• _WHAT IS REQUIRED_
Your task is to copy every line of the entries that contains "grass".

• _RECORDED DATA_
* * * * * * *
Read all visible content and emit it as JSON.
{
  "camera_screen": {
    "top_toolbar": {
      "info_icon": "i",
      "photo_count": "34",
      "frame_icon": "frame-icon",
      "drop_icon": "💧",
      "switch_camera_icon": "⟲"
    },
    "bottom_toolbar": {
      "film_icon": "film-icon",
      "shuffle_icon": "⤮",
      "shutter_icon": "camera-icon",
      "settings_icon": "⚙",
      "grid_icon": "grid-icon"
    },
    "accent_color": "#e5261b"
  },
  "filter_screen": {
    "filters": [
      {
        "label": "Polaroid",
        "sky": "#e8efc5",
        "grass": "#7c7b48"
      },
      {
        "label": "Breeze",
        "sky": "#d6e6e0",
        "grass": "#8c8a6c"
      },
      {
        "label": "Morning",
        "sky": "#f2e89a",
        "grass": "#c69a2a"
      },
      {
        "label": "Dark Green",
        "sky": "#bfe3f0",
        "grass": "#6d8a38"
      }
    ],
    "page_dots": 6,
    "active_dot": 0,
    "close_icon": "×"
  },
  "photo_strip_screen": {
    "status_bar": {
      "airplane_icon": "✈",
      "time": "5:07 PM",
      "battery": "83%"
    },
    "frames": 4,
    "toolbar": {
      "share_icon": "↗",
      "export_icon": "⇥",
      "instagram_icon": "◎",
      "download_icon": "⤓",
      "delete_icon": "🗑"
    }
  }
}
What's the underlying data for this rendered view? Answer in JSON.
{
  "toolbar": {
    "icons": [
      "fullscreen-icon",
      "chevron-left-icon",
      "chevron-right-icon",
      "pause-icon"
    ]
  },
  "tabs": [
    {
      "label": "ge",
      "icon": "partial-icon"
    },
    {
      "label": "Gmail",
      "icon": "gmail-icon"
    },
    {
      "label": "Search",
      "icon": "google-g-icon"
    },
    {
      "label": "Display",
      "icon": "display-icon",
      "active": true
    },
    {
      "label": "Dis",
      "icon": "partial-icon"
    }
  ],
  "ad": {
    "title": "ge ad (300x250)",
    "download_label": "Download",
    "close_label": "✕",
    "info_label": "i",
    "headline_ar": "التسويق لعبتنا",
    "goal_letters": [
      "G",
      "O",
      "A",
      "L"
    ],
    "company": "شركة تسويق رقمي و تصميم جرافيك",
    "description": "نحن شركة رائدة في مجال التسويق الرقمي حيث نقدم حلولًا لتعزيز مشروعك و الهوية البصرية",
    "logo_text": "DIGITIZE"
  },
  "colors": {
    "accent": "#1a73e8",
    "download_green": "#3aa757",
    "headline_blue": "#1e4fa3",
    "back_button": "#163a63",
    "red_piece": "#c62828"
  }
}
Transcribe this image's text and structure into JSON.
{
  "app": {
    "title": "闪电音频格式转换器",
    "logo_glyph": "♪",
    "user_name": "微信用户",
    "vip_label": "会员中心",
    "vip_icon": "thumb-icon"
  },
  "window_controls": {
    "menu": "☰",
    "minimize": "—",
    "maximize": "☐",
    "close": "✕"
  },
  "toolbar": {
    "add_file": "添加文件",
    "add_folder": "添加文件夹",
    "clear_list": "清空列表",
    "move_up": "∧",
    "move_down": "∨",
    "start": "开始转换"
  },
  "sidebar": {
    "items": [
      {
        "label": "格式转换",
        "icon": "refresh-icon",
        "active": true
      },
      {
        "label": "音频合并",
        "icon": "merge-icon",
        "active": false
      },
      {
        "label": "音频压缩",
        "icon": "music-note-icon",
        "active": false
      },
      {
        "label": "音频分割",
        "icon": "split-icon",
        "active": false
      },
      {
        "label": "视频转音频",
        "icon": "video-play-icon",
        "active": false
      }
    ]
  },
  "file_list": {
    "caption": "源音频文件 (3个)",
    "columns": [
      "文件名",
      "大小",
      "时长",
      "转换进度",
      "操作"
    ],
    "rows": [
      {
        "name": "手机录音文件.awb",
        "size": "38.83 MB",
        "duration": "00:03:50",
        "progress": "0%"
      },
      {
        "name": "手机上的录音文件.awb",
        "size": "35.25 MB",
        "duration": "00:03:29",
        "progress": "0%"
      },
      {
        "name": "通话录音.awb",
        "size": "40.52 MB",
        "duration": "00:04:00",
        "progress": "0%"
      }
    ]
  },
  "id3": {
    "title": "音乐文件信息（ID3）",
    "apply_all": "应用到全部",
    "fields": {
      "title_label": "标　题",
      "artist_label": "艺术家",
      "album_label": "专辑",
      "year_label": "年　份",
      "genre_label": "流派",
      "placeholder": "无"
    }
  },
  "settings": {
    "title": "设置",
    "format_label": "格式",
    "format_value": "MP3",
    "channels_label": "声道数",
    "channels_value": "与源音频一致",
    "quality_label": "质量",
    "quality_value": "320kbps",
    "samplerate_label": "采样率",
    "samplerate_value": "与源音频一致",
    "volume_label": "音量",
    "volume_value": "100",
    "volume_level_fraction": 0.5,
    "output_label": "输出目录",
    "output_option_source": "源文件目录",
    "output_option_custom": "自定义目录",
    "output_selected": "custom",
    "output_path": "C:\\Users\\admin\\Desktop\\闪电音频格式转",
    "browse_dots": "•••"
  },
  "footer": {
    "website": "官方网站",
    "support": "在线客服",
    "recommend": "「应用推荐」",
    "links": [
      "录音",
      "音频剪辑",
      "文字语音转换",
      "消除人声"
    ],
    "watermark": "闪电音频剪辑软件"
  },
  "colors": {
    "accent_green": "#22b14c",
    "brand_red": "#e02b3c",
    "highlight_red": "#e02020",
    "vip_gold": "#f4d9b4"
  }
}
* * * * * * *
• _THE RESPONSE_
        "grass": "#7c7b48"
        "grass": "#8c8a6c"
        "grass": "#c69a2a"
        "grass": "#6d8a38"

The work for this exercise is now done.